Start
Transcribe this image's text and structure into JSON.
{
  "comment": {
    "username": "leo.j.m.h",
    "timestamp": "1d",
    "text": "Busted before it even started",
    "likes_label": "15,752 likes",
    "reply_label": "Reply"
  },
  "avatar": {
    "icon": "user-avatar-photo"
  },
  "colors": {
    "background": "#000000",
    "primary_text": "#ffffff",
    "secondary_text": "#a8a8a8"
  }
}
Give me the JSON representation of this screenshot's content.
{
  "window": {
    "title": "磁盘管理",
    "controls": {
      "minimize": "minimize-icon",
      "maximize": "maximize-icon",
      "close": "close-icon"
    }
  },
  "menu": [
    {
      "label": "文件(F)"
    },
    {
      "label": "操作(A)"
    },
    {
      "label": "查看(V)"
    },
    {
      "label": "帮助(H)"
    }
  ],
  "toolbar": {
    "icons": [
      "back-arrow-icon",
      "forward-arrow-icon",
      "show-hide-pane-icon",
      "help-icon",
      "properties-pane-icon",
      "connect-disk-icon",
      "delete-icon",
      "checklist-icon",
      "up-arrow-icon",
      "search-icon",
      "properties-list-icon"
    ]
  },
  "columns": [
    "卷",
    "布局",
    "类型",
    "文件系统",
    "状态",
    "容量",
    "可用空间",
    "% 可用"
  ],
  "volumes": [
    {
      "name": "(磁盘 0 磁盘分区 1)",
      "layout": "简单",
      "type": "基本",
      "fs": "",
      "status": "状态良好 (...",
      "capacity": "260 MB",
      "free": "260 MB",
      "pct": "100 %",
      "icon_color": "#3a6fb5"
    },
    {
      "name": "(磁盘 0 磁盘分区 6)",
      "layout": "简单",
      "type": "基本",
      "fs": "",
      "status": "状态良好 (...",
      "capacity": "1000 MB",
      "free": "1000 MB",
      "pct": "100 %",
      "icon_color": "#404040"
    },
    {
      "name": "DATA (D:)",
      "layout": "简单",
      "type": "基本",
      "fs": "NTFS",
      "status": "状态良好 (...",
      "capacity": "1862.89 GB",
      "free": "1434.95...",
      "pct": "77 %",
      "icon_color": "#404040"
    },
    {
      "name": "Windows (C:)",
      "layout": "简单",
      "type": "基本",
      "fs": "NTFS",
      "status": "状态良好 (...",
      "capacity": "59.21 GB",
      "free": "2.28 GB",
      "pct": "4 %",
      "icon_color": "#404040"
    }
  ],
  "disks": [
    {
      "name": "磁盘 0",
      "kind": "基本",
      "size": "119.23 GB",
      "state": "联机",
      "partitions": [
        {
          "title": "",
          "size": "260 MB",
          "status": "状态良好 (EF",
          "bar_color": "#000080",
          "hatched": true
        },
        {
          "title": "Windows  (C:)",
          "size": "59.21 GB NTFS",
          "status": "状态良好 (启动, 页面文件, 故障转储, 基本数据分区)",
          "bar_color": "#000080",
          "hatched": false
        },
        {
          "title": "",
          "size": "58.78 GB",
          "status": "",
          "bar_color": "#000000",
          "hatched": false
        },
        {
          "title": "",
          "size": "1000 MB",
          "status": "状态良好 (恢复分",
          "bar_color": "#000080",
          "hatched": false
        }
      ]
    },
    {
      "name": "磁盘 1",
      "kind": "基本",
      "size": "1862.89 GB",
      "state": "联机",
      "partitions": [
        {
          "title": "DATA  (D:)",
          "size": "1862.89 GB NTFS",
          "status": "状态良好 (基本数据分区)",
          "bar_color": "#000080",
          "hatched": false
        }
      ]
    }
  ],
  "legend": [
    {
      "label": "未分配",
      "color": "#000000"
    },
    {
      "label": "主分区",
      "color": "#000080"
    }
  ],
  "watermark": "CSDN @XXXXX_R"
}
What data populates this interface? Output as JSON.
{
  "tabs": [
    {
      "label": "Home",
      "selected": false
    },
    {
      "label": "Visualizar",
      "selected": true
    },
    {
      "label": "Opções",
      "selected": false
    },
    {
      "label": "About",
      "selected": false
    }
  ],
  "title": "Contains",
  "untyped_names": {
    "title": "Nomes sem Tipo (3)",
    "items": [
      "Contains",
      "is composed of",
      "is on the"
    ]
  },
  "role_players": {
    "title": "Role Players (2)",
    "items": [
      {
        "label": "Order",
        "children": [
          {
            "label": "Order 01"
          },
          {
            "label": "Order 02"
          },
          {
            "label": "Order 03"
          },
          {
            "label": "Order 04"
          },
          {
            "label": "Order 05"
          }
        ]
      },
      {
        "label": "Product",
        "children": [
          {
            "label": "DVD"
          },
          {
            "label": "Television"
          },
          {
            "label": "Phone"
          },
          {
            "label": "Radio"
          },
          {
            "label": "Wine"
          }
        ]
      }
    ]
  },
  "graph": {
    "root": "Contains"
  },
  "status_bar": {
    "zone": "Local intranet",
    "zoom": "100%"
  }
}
End
The data above must be returned in full, exactly as written.

Transcribe this image's text and structure into JSON.
{
  "comment": {
    "username": "leo.j.m.h",
    "timestamp": "1d",
    "text": "Busted before it even started",
    "likes_label": "15,752 likes",
    "reply_label": "Reply"
  },
  "avatar": {
    "icon": "user-avatar-photo"
  },
  "colors": {
    "background": "#000000",
    "primary_text": "#ffffff",
    "secondary_text": "#a8a8a8"
  }
}
Give me the JSON representation of this screenshot's content.
{
  "window": {
    "title": "磁盘管理",
    "controls": {
      "minimize": "minimize-icon",
      "maximize": "maximize-icon",
      "close": "close-icon"
    }
  },
  "menu": [
    {
      "label": "文件(F)"
    },
    {
      "label": "操作(A)"
    },
    {
      "label": "查看(V)"
    },
    {
      "label": "帮助(H)"
    }
  ],
  "toolbar": {
    "icons": [
      "back-arrow-icon",
      "forward-arrow-icon",
      "show-hide-pane-icon",
      "help-icon",
      "properties-pane-icon",
      "connect-disk-icon",
      "delete-icon",
      "checklist-icon",
      "up-arrow-icon",
      "search-icon",
      "properties-list-icon"
    ]
  },
  "columns": [
    "卷",
    "布局",
    "类型",
    "文件系统",
    "状态",
    "容量",
    "可用空间",
    "% 可用"
  ],
  "volumes": [
    {
      "name": "(磁盘 0 磁盘分区 1)",
      "layout": "简单",
      "type": "基本",
      "fs": "",
      "status": "状态良好 (...",
      "capacity": "260 MB",
      "free": "260 MB",
      "pct": "100 %",
      "icon_color": "#3a6fb5"
    },
    {
      "name": "(磁盘 0 磁盘分区 6)",
      "layout": "简单",
      "type": "基本",
      "fs": "",
      "status": "状态良好 (...",
      "capacity": "1000 MB",
      "free": "1000 MB",
      "pct": "100 %",
      "icon_color": "#404040"
    },
    {
      "name": "DATA (D:)",
      "layout": "简单",
      "type": "基本",
      "fs": "NTFS",
      "status": "状态良好 (...",
      "capacity": "1862.89 GB",
      "free": "1434.95...",
      "pct": "77 %",
      "icon_color": "#404040"
    },
    {
      "name": "Windows (C:)",
      "layout": "简单",
      "type": "基本",
      "fs": "NTFS",
      "status": "状态良好 (...",
      "capacity": "59.21 GB",
      "free": "2.28 GB",
      "pct": "4 %",
      "icon_color": "#404040"
    }
  ],
  "disks": [
    {
      "name": "磁盘 0",
      "kind": "基本",
      "size": "119.23 GB",
      "state": "联机",
      "partitions": [
        {
          "title": "",
          "size": "260 MB",
          "status": "状态良好 (EF",
          "bar_color": "#000080",
          "hatched": true
        },
        {
          "title": "Windows  (C:)",
          "size": "59.21 GB NTFS",
          "status": "状态良好 (启动, 页面文件, 故障转储, 基本数据分区)",
          "bar_color": "#000080",
          "hatched": false
        },
        {
          "title": "",
          "size": "58.78 GB",
          "status": "",
          "bar_color": "#000000",
          "hatched": false
        },
        {
          "title": "",
          "size": "1000 MB",
          "status": "状态良好 (恢复分",
          "bar_color": "#000080",
          "hatched": false
        }
      ]
    },
    {
      "name": "磁盘 1",
      "kind": "基本",
      "size": "1862.89 GB",
      "state": "联机",
      "partitions": [
        {
          "title": "DATA  (D:)",
          "size": "1862.89 GB NTFS",
          "status": "状态良好 (基本数据分区)",
          "bar_color": "#000080",
          "hatched": false
        }
      ]
    }
  ],
  "legend": [
    {
      "label": "未分配",
      "color": "#000000"
    },
    {
      "label": "主分区",
      "color": "#000080"
    }
  ],
  "watermark": "CSDN @XXXXX_R"
}
What data populates this interface? Output as JSON.
{
  "tabs": [
    {
      "label": "Home",
      "selected": false
    },
    {
      "label": "Visualizar",
      "selected": true
    },
    {
      "label": "Opções",
      "selected": false
    },
    {
      "label": "About",
      "selected": false
    }
  ],
  "title": "Contains",
  "untyped_names": {
    "title": "Nomes sem Tipo (3)",
    "items": [
      "Contains",
      "is composed of",
      "is on the"
    ]
  },
  "role_players": {
    "title": "Role Players (2)",
    "items": [
      {
        "label": "Order",
        "children": [
          {
            "label": "Order 01"
          },
          {
            "label": "Order 02"
          },
          {
            "label": "Order 03"
          },
          {
            "label": "Order 04"
          },
          {
            "label": "Order 05"
          }
        ]
      },
      {
        "label": "Product",
        "children": [
          {
            "label": "DVD"
          },
          {
            "label": "Television"
          },
          {
            "label": "Phone"
          },
          {
            "label": "Radio"
          },
          {
            "label": "Wine"
          }
        ]
      }
    ]
  },
  "graph": {
    "root": "Contains"
  },
  "status_bar": {
    "zone": "Local intranet",
    "zoom": "100%"
  }
}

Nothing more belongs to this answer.